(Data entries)

● ● ● ● ● ● ●

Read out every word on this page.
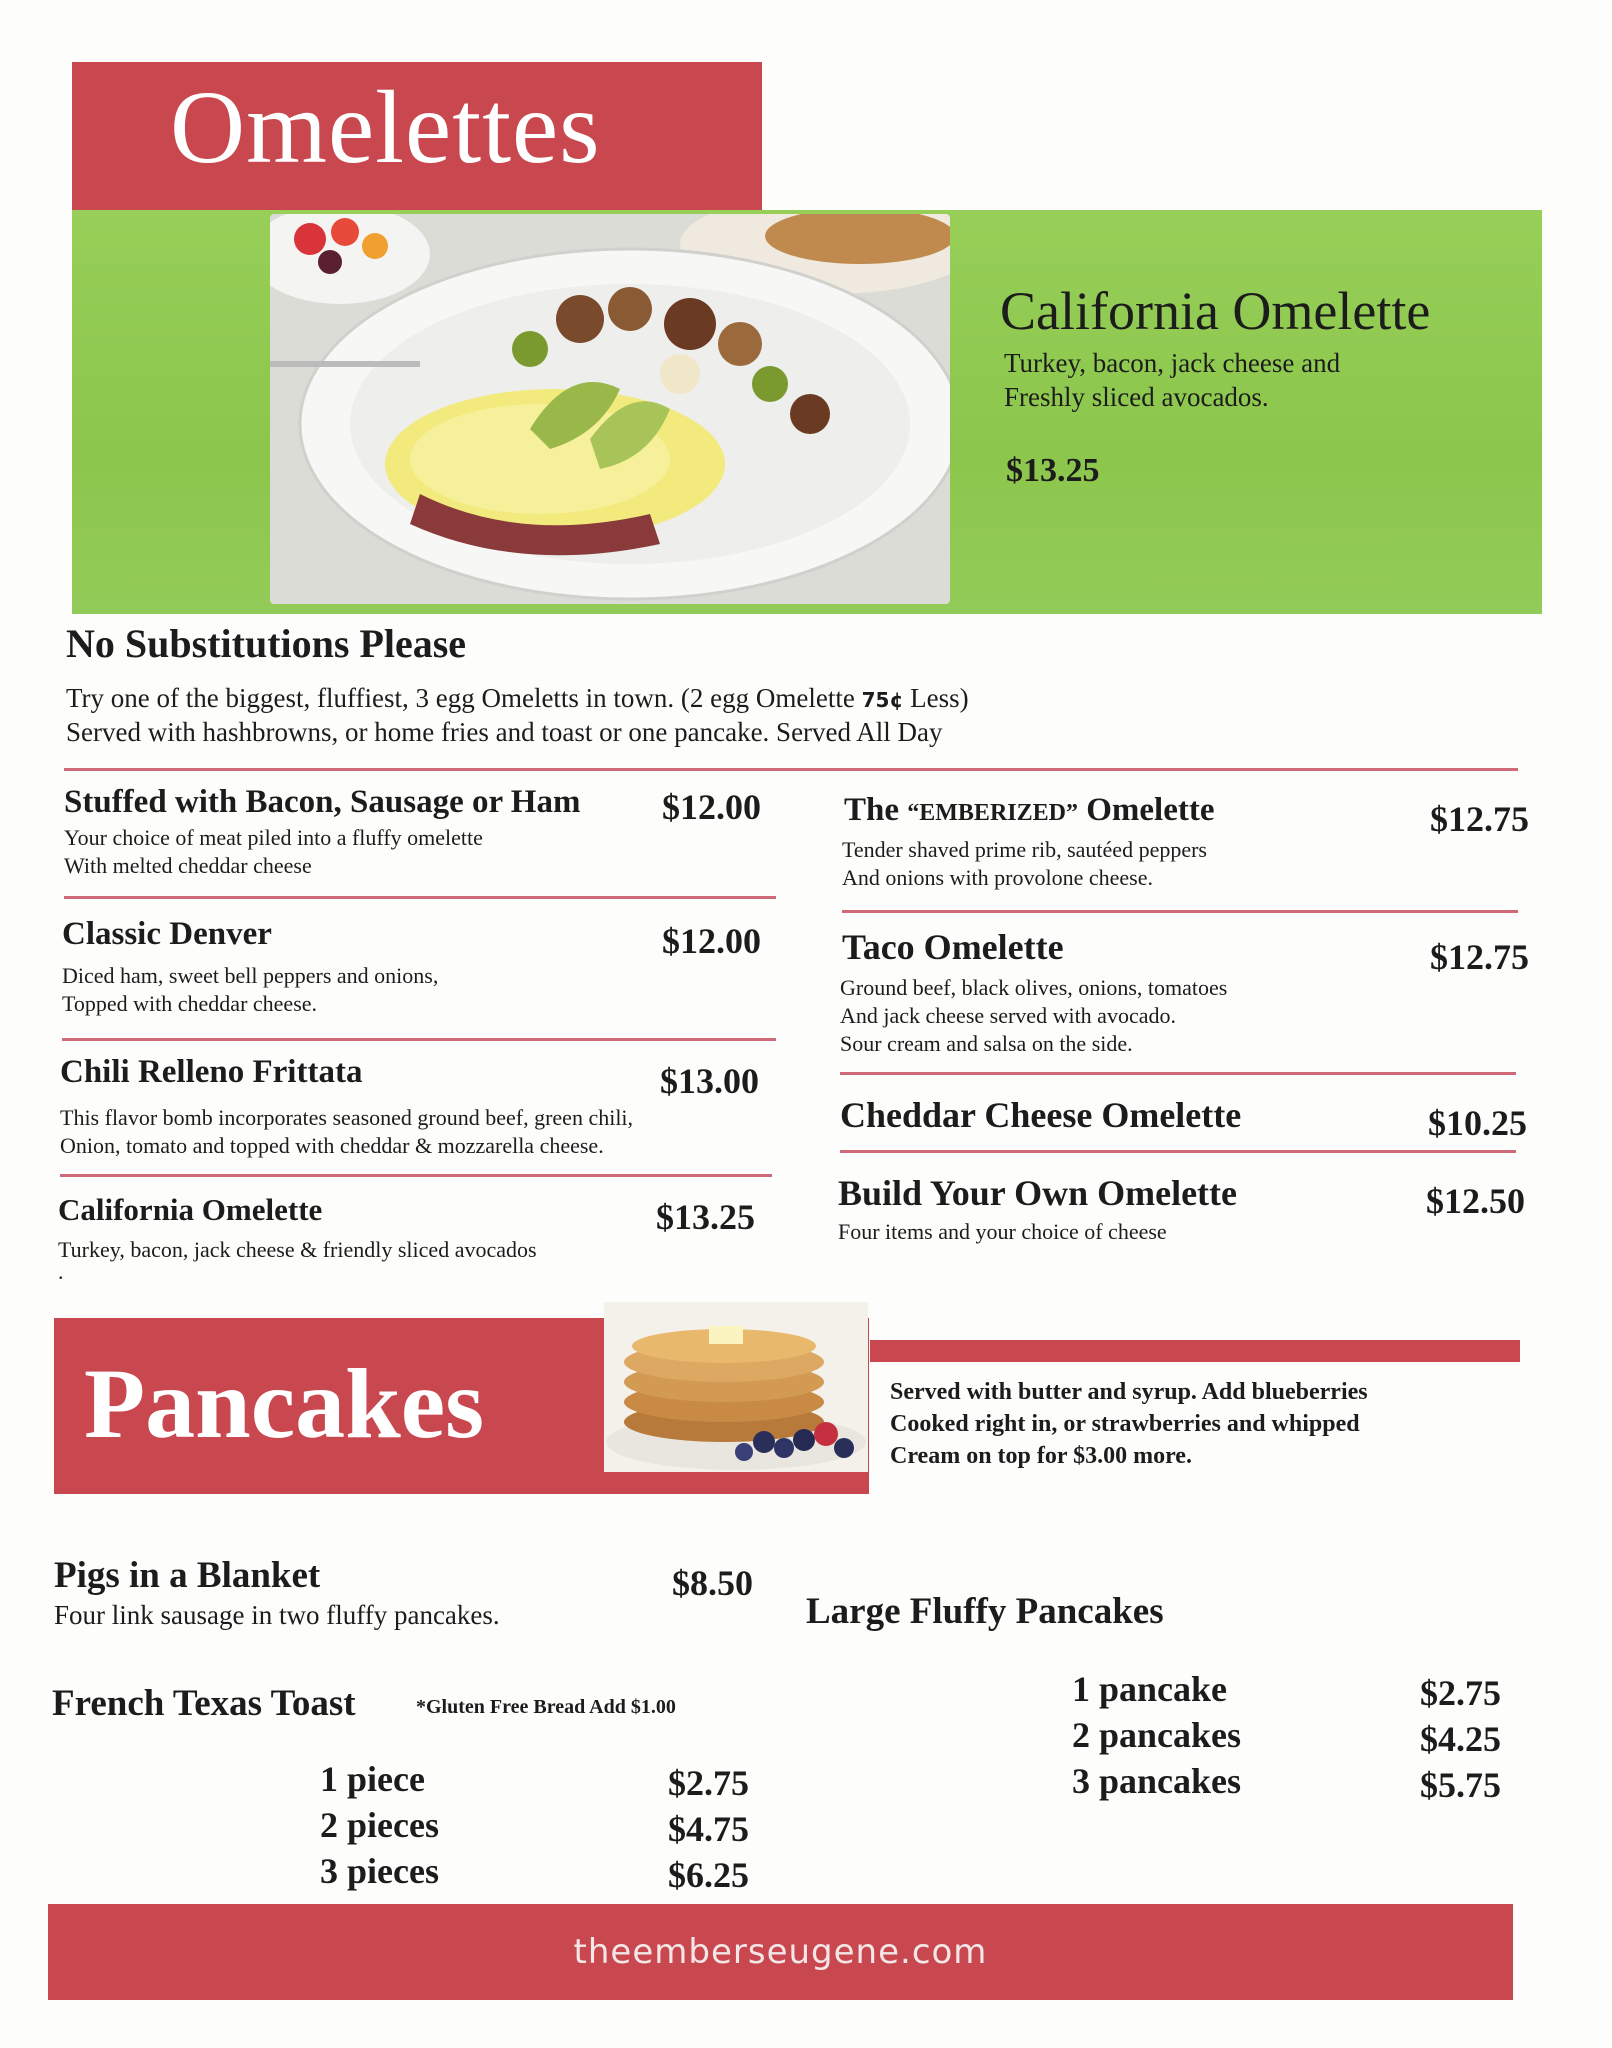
Omelettes
California Omelette
Turkey, bacon, jack cheese and
Freshly sliced avocados.
$13.25
No Substitutions Please
Try one of the biggest, fluffiest, 3 egg Omeletts in town. (2 egg Omelette 75¢ Less)
Served with hashbrowns, or home fries and toast or one pancake. Served All Day
Stuffed with Bacon, Sausage or Ham $12.00
Your choice of meat piled into a fluffy omelette
With melted cheddar cheese
Classic Denver	$12.00
Diced ham, sweet bell peppers and onions,
Topped with cheddar cheese.
Chili Relleno Frittata	$13.00
This flavor bomb incorporates seasoned ground beef, green chili,
Onion, tomato and topped with cheddar & mozzarella cheese.
California Omelette	$13.25
Turkey, bacon, jack cheese & friendly sliced avocados
.
The “EMBERIZED” Omelette	$12.75
Tender shaved prime rib, sautéed peppers
And onions with provolone cheese.
Taco Omelette	$12.75
Ground beef, black olives, onions, tomatoes
And jack cheese served with avocado.
Sour cream and salsa on the side.
Cheddar Cheese Omelette	$10.25
Build Your Own Omelette	$12.50
Four items and your choice of cheese
Pancakes	Served with butter and syrup. Add blueberries
Cooked right in, or strawberries and whipped
Cream on top for $3.00 more.
Pigs in a Blanket	$8.50
Four link sausage in two fluffy pancakes.
French Texas Toast	*Gluten Free Bread Add $1.00
1 piece	$2.75
2 pieces	$4.75
3 pieces	$6.25
Large Fluffy Pancakes
1 pancake	$2.75
2 pancakes	$4.25
3 pancakes	$5.75
theemberseugene.com
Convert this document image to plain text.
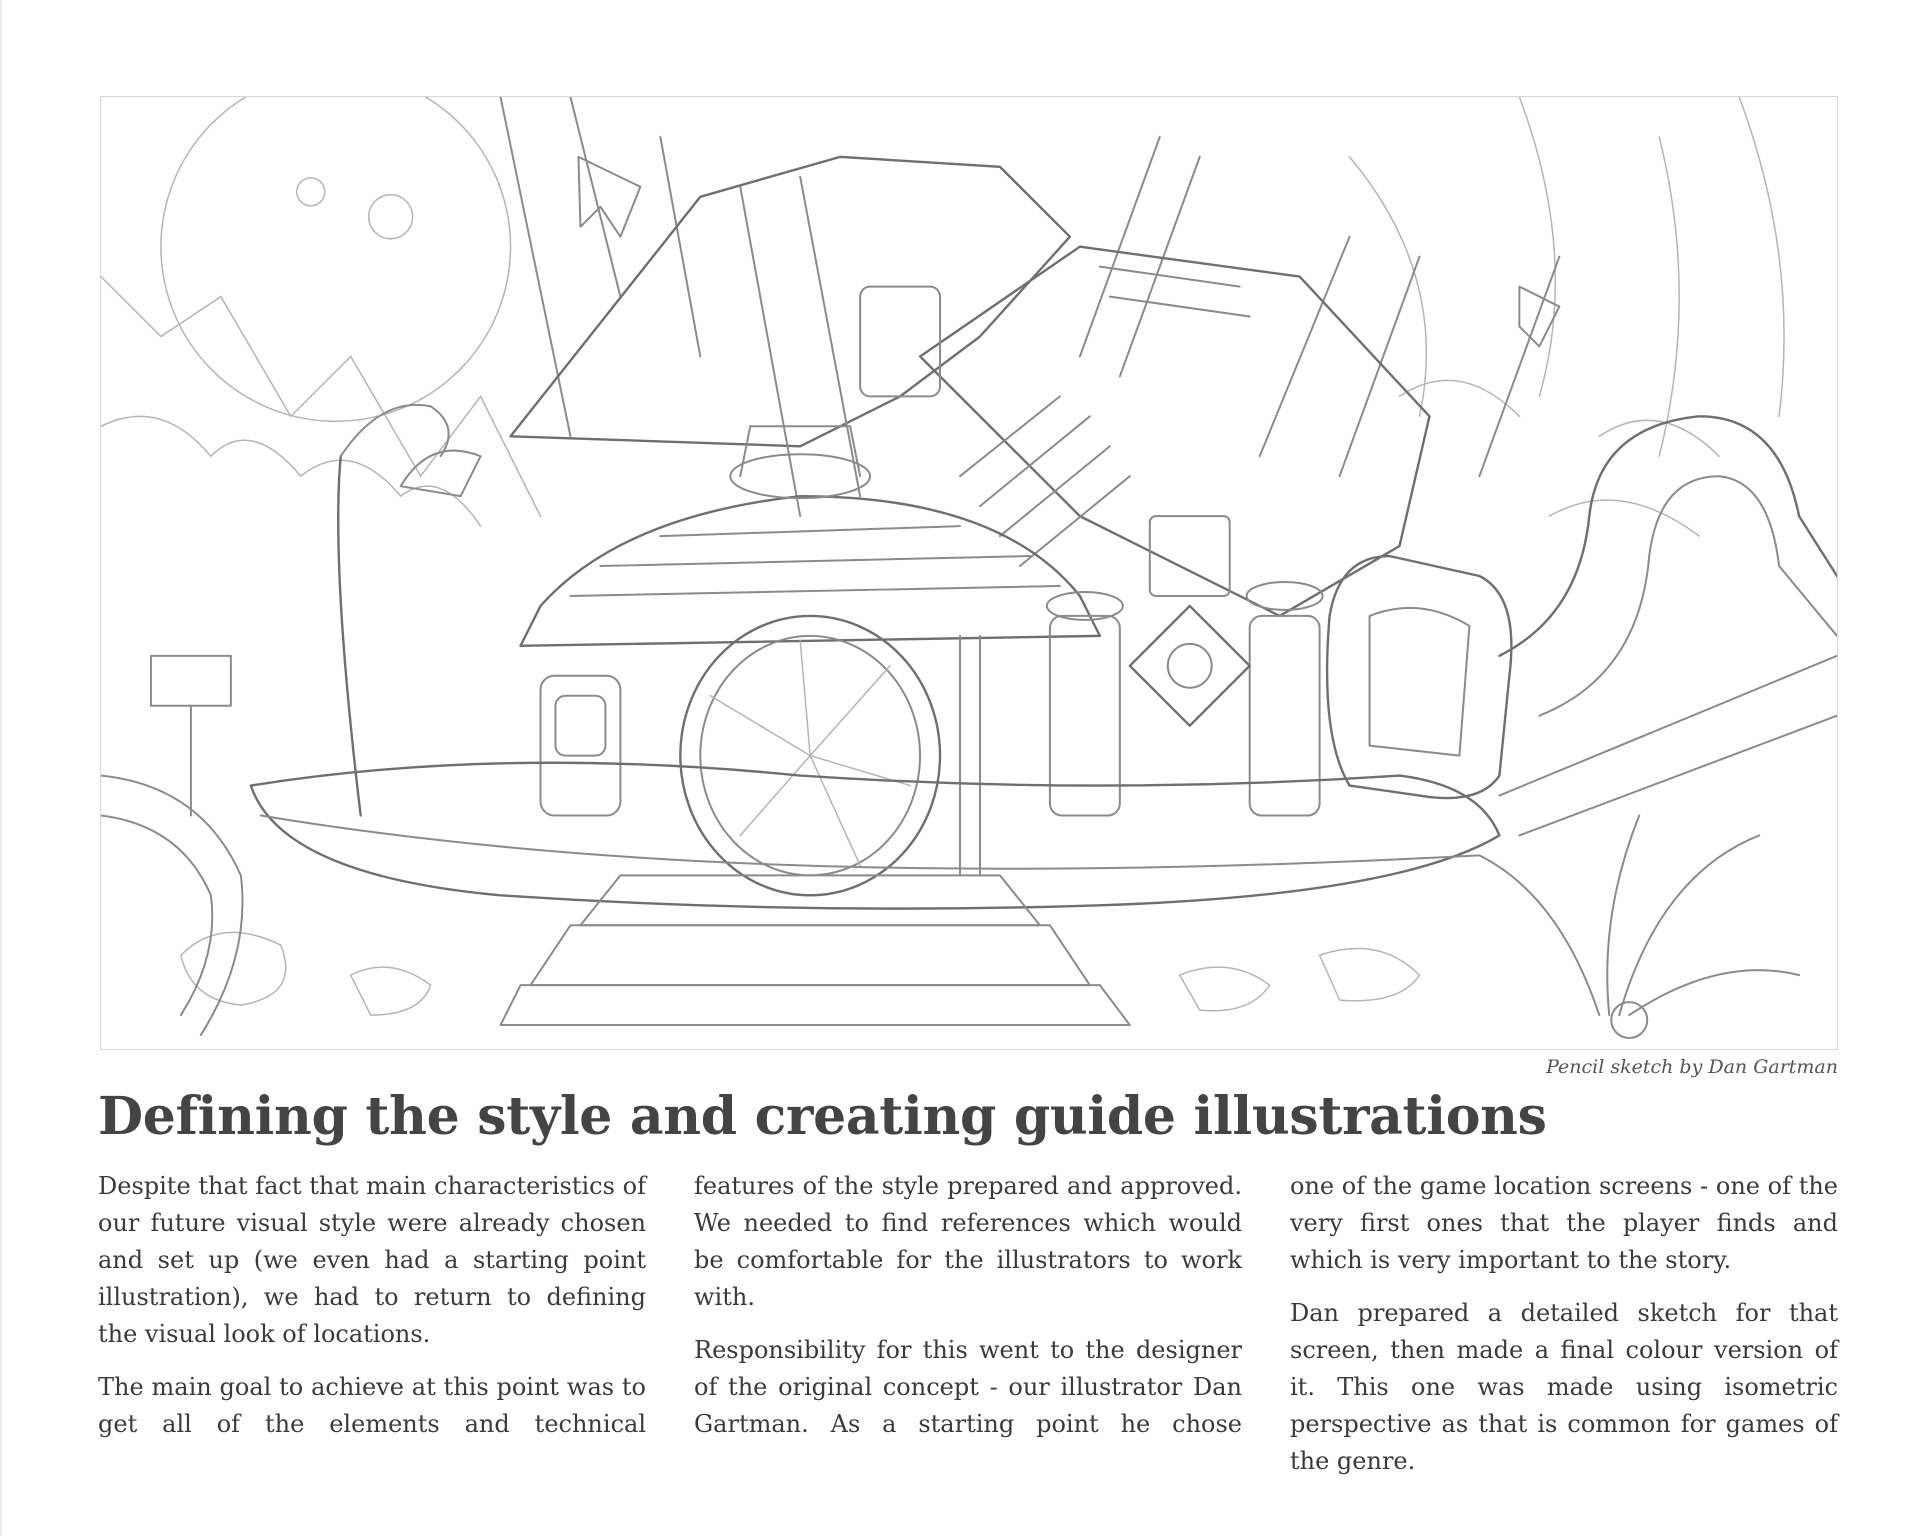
Pencil sketch by Dan Gartman
Defining the style and creating guide illustrations

Despite that fact that main characteristics of our future visual style were already chosen and set up (we even had a starting point illustration), we had to return to defining the visual look of locations.

The main goal to achieve at this point was to get all of the elements and technical

features of the style prepared and approved. We needed to find references which would be comfortable for the illustrators to work with.

Responsibility for this went to the designer of the original concept - our illustrator Dan Gartman. As a starting point he chose

one of the game location screens - one of the very first ones that the player finds and which is very important to the story.

Dan prepared a detailed sketch for that screen, then made a final colour version of it. This one was made using isometric perspective as that is common for games of the genre.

● ● ● ● ● ● ●

**WRITTEN PROBLEM**
Omit all pictures while transcribing the entries verbatim.

**RESPONSE**
Read out every word on this page.
Omelettes
California Omelette
Turkey, bacon, jack cheese and
Freshly sliced avocados.
$13.25
No Substitutions Please
Try one of the biggest, fluffiest, 3 egg Omeletts in town. (2 egg Omelette 75¢ Less)
Served with hashbrowns, or home fries and toast or one pancake. Served All Day
Stuffed with Bacon, Sausage or Ham $12.00
Your choice of meat piled into a fluffy omelette
With melted cheddar cheese
Classic Denver	$12.00
Diced ham, sweet bell peppers and onions,
Topped with cheddar cheese.
Chili Relleno Frittata	$13.00
This flavor bomb incorporates seasoned ground beef, green chili,
Onion, tomato and topped with cheddar & mozzarella cheese.
California Omelette	$13.25
Turkey, bacon, jack cheese & friendly sliced avocados
.
The “EMBERIZED” Omelette	$12.75
Tender shaved prime rib, sautéed peppers
And onions with provolone cheese.
Taco Omelette	$12.75
Ground beef, black olives, onions, tomatoes
And jack cheese served with avocado.
Sour cream and salsa on the side.
Cheddar Cheese Omelette	$10.25
Build Your Own Omelette	$12.50
Four items and your choice of cheese
Pancakes	Served with butter and syrup. Add blueberries
Cooked right in, or strawberries and whipped
Cream on top for $3.00 more.
Pigs in a Blanket	$8.50
Four link sausage in two fluffy pancakes.
French Texas Toast	*Gluten Free Bread Add $1.00
1 piece	$2.75
2 pieces	$4.75
3 pieces	$6.25
Large Fluffy Pancakes
1 pancake	$2.75
2 pancakes	$4.25
3 pancakes	$5.75
theemberseugene.com
Convert this document image to plain text.
Pencil sketch by Dan Gartman
Defining the style and creating guide illustrations

Despite that fact that main characteristics of our future visual style were already chosen and set up (we even had a starting point illustration), we had to return to defining the visual look of locations.

The main goal to achieve at this point was to get all of the elements and technical

features of the style prepared and approved. We needed to find references which would be comfortable for the illustrators to work with.

Responsibility for this went to the designer of the original concept - our illustrator Dan Gartman. As a starting point he chose

one of the game location screens - one of the very first ones that the player finds and which is very important to the story.

Dan prepared a detailed sketch for that screen, then made a final colour version of it. This one was made using isometric perspective as that is common for games of the genre.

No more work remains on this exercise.